#### WORK ORDER
Your task is to write out the entire listing exactly, omitting its pictures.
<<<<
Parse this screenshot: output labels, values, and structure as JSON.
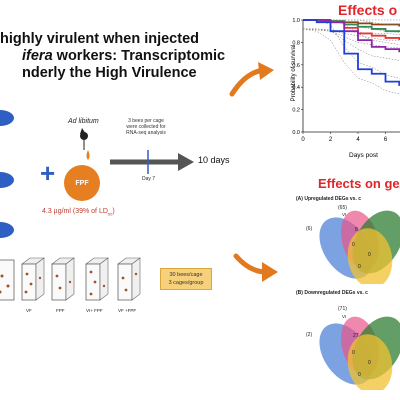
{
  "title": {
    "line1": "highly virulent when injected",
    "line2_italic": "ifera",
    "line2_rest": " workers: Transcriptomic",
    "line3": "nderly the High Virulence"
  },
  "feeding": {
    "ad_libitum": "Ad libitum",
    "plus": "+",
    "fpf_label": "FPF",
    "dose": "4.3 µg/ml (39% of LD",
    "dose_sub": "50",
    "dose_end": ")"
  },
  "timeline": {
    "collection_note": "3 bees per cage were collected for RNA-seq analysis",
    "day7": "Day 7",
    "end_label": "10 days"
  },
  "cages": {
    "labels": [
      "VF",
      "FPF",
      "VI+ FPF",
      "VF +FPF"
    ]
  },
  "groups_box": {
    "line1": "30 bees/cage",
    "line2": "3 cages/group"
  },
  "survival": {
    "title": "Effects o",
    "ylabel": "Probability of survival",
    "xlabel": "Days post",
    "y_ticks": [
      "1.0",
      "0.8",
      "0.6",
      "0.4",
      "0.2",
      "0.0"
    ],
    "x_ticks": [
      "0",
      "2",
      "4",
      "6"
    ]
  },
  "genes": {
    "title": "Effects on ge",
    "panel_a": "(A)  Upregulated DEGs vs. c",
    "panel_b": "(B) Downregulated DEGs vs. c",
    "venn_a_numbers": [
      "(65)",
      "VI",
      "(6)",
      "8",
      "0",
      "0",
      "0"
    ],
    "venn_b_numbers": [
      "(71)",
      "VI",
      "(2)",
      "27",
      "0",
      "0",
      "0"
    ]
  },
  "colors": {
    "title_red": "#e0262a",
    "arrow_orange": "#e3791f",
    "fpf_orange": "#e67e22",
    "ellipse_blue": "#2f5fc4"
  },
  "chart_data": {
    "type": "line",
    "title": "Effects o",
    "xlabel": "Days post",
    "ylabel": "Probability of survival",
    "ylim": [
      0,
      1.0
    ],
    "x": [
      0,
      1,
      2,
      3,
      4,
      5,
      6,
      7,
      8
    ],
    "series": [
      {
        "color": "#8b4513",
        "values": [
          1.0,
          1.0,
          0.99,
          0.98,
          0.97,
          0.96,
          0.96,
          0.95,
          0.95
        ]
      },
      {
        "color": "#2e8b57",
        "values": [
          1.0,
          1.0,
          0.99,
          0.96,
          0.94,
          0.92,
          0.9,
          0.9,
          0.9
        ]
      },
      {
        "color": "#e53935",
        "values": [
          1.0,
          0.99,
          0.98,
          0.93,
          0.88,
          0.86,
          0.84,
          0.83,
          0.83
        ]
      },
      {
        "color": "#8e24aa",
        "values": [
          1.0,
          1.0,
          0.98,
          0.9,
          0.82,
          0.76,
          0.74,
          0.72,
          0.72
        ]
      },
      {
        "color": "#1e40d8",
        "values": [
          1.0,
          0.98,
          0.9,
          0.7,
          0.56,
          0.52,
          0.45,
          0.42,
          0.42
        ]
      }
    ]
  }
}
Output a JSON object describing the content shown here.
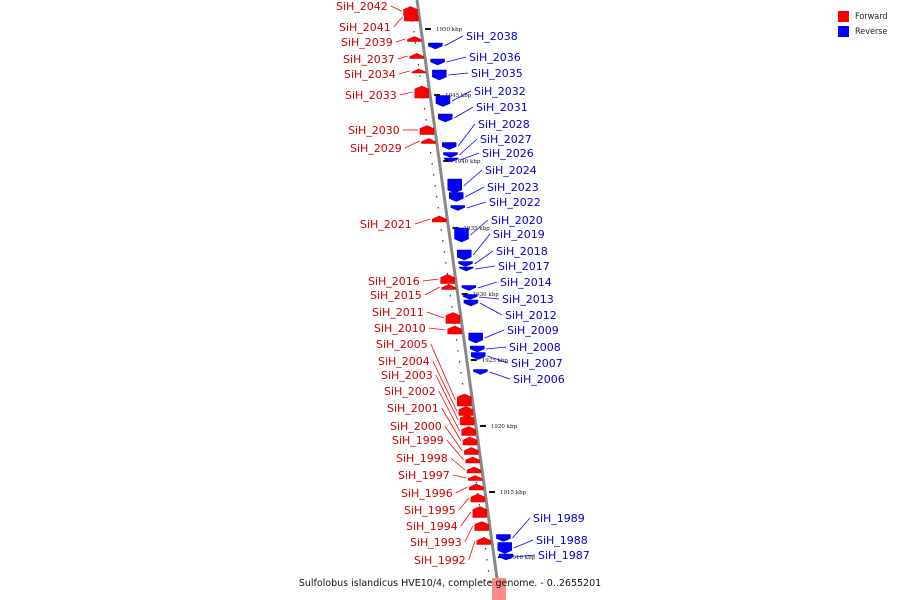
{
  "caption": "Sulfolobus islandicus HVE10/4, complete genome. - 0..2655201",
  "legend": {
    "forward_label": "Forward",
    "forward_color": "#ff0000",
    "reverse_label": "Reverse",
    "reverse_color": "#0000ff"
  },
  "scale_labels": [
    "1950 kbp",
    "1945 kbp",
    "1940 kbp",
    "1935 kbp",
    "1930 kbp",
    "1925 kbp",
    "1920 kbp",
    "1915 kbp",
    "1910 kbp"
  ],
  "forward_genes": [
    "SiH_2042",
    "SiH_2041",
    "SiH_2039",
    "SiH_2037",
    "SiH_2034",
    "SiH_2033",
    "SiH_2030",
    "SiH_2029",
    "SiH_2021",
    "SiH_2016",
    "SiH_2015",
    "SiH_2011",
    "SiH_2010",
    "SiH_2005",
    "SiH_2004",
    "SiH_2003",
    "SiH_2002",
    "SiH_2001",
    "SiH_2000",
    "SiH_1999",
    "SiH_1998",
    "SiH_1997",
    "SiH_1996",
    "SiH_1995",
    "SiH_1994",
    "SiH_1993",
    "SiH_1992"
  ],
  "reverse_genes": [
    "SiH_2038",
    "SiH_2036",
    "SiH_2035",
    "SiH_2032",
    "SiH_2031",
    "SiH_2028",
    "SiH_2027",
    "SiH_2026",
    "SiH_2024",
    "SiH_2023",
    "SiH_2022",
    "SiH_2020",
    "SiH_2019",
    "SiH_2018",
    "SiH_2017",
    "SiH_2014",
    "SiH_2013",
    "SiH_2012",
    "SiH_2009",
    "SiH_2008",
    "SiH_2007",
    "SiH_2006",
    "SiH_1989",
    "SiH_1988",
    "SiH_1987"
  ]
}
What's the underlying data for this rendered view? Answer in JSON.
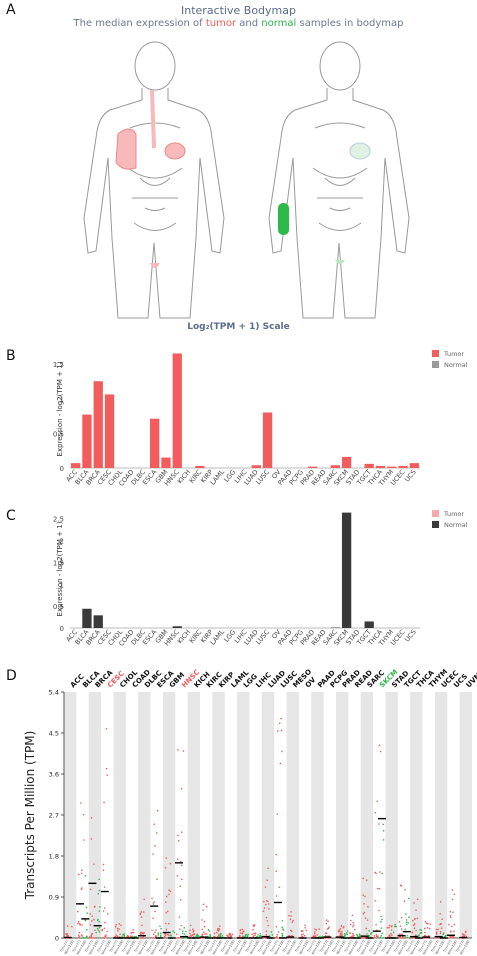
>>>>
#### RESULT BELOW
Parse this screenshot: output labels, values, and structure as JSON.
{
  "title": {
    "line1": "highly virulent when injected",
    "line2_italic": "ifera",
    "line2_rest": " workers: Transcriptomic",
    "line3": "nderly the High Virulence"
  },
  "feeding": {
    "ad_libitum": "Ad libitum",
    "plus": "+",
    "fpf_label": "FPF",
    "dose": "4.3 µg/ml (39% of LD",
    "dose_sub": "50",
    "dose_end": ")"
  },
  "timeline": {
    "collection_note": "3 bees per cage were collected for RNA-seq analysis",
    "day7": "Day 7",
    "end_label": "10 days"
  },
  "cages": {
    "labels": [
      "VF",
      "FPF",
      "VI+ FPF",
      "VF +FPF"
    ]
  },
  "groups_box": {
    "line1": "30 bees/cage",
    "line2": "3 cages/group"
  },
  "survival": {
    "title": "Effects o",
    "ylabel": "Probability of survival",
    "xlabel": "Days post",
    "y_ticks": [
      "1.0",
      "0.8",
      "0.6",
      "0.4",
      "0.2",
      "0.0"
    ],
    "x_ticks": [
      "0",
      "2",
      "4",
      "6"
    ]
  },
  "genes": {
    "title": "Effects on ge",
    "panel_a": "(A)  Upregulated DEGs vs. c",
    "panel_b": "(B) Downregulated DEGs vs. c",
    "venn_a_numbers": [
      "(65)",
      "VI",
      "(6)",
      "8",
      "0",
      "0",
      "0"
    ],
    "venn_b_numbers": [
      "(71)",
      "VI",
      "(2)",
      "27",
      "0",
      "0",
      "0"
    ]
  },
  "colors": {
    "title_red": "#e0262a",
    "arrow_orange": "#e3791f",
    "fpf_orange": "#e67e22",
    "ellipse_blue": "#2f5fc4"
  },
  "chart_data": {
    "type": "line",
    "title": "Effects o",
    "xlabel": "Days post",
    "ylabel": "Probability of survival",
    "ylim": [
      0,
      1.0
    ],
    "x": [
      0,
      1,
      2,
      3,
      4,
      5,
      6,
      7,
      8
    ],
    "series": [
      {
        "color": "#8b4513",
        "values": [
          1.0,
          1.0,
          0.99,
          0.98,
          0.97,
          0.96,
          0.96,
          0.95,
          0.95
        ]
      },
      {
        "color": "#2e8b57",
        "values": [
          1.0,
          1.0,
          0.99,
          0.96,
          0.94,
          0.92,
          0.9,
          0.9,
          0.9
        ]
      },
      {
        "color": "#e53935",
        "values": [
          1.0,
          0.99,
          0.98,
          0.93,
          0.88,
          0.86,
          0.84,
          0.83,
          0.83
        ]
      },
      {
        "color": "#8e24aa",
        "values": [
          1.0,
          1.0,
          0.98,
          0.9,
          0.82,
          0.76,
          0.74,
          0.72,
          0.72
        ]
      },
      {
        "color": "#1e40d8",
        "values": [
          1.0,
          0.98,
          0.9,
          0.7,
          0.56,
          0.52,
          0.45,
          0.42,
          0.42
        ]
      }
    ]
  }
}
Output a JSON object describing the content shown here.
{
  "caption": "Sulfolobus islandicus HVE10/4, complete genome. - 0..2655201",
  "legend": {
    "forward_label": "Forward",
    "forward_color": "#ff0000",
    "reverse_label": "Reverse",
    "reverse_color": "#0000ff"
  },
  "scale_labels": [
    "1950 kbp",
    "1945 kbp",
    "1940 kbp",
    "1935 kbp",
    "1930 kbp",
    "1925 kbp",
    "1920 kbp",
    "1915 kbp",
    "1910 kbp"
  ],
  "forward_genes": [
    "SiH_2042",
    "SiH_2041",
    "SiH_2039",
    "SiH_2037",
    "SiH_2034",
    "SiH_2033",
    "SiH_2030",
    "SiH_2029",
    "SiH_2021",
    "SiH_2016",
    "SiH_2015",
    "SiH_2011",
    "SiH_2010",
    "SiH_2005",
    "SiH_2004",
    "SiH_2003",
    "SiH_2002",
    "SiH_2001",
    "SiH_2000",
    "SiH_1999",
    "SiH_1998",
    "SiH_1997",
    "SiH_1996",
    "SiH_1995",
    "SiH_1994",
    "SiH_1993",
    "SiH_1992"
  ],
  "reverse_genes": [
    "SiH_2038",
    "SiH_2036",
    "SiH_2035",
    "SiH_2032",
    "SiH_2031",
    "SiH_2028",
    "SiH_2027",
    "SiH_2026",
    "SiH_2024",
    "SiH_2023",
    "SiH_2022",
    "SiH_2020",
    "SiH_2019",
    "SiH_2018",
    "SiH_2017",
    "SiH_2014",
    "SiH_2013",
    "SiH_2012",
    "SiH_2009",
    "SiH_2008",
    "SiH_2007",
    "SiH_2006",
    "SiH_1989",
    "SiH_1988",
    "SiH_1987"
  ]
}
What's the underlying data for this rendered view? Answer in JSON.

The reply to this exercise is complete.